**WORK TO COMPLETE:** Where a line holds the word "Feira", copy that line.

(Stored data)
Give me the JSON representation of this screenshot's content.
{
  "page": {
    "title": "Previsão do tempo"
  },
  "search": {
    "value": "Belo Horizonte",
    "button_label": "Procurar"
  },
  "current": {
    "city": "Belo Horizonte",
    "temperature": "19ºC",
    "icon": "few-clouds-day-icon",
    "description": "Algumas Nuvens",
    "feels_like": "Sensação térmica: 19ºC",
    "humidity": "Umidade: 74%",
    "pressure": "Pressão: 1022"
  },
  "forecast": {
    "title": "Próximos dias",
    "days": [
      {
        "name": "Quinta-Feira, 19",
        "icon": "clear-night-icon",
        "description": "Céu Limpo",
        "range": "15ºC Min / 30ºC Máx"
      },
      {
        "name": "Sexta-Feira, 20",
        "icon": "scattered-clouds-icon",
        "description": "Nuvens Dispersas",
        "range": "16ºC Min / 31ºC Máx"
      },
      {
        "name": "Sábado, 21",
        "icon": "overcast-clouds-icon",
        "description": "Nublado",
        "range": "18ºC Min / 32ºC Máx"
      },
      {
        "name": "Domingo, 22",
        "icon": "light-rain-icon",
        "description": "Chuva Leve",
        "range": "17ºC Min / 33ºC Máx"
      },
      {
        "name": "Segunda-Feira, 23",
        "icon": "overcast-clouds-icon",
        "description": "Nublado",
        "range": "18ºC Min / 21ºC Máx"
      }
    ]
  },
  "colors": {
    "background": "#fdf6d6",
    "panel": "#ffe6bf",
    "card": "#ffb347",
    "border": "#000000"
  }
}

**TASK OUTPUT:**
        "name": "Quinta-Feira, 19",
        "name": "Sexta-Feira, 20",
        "name": "Segunda-Feira, 23",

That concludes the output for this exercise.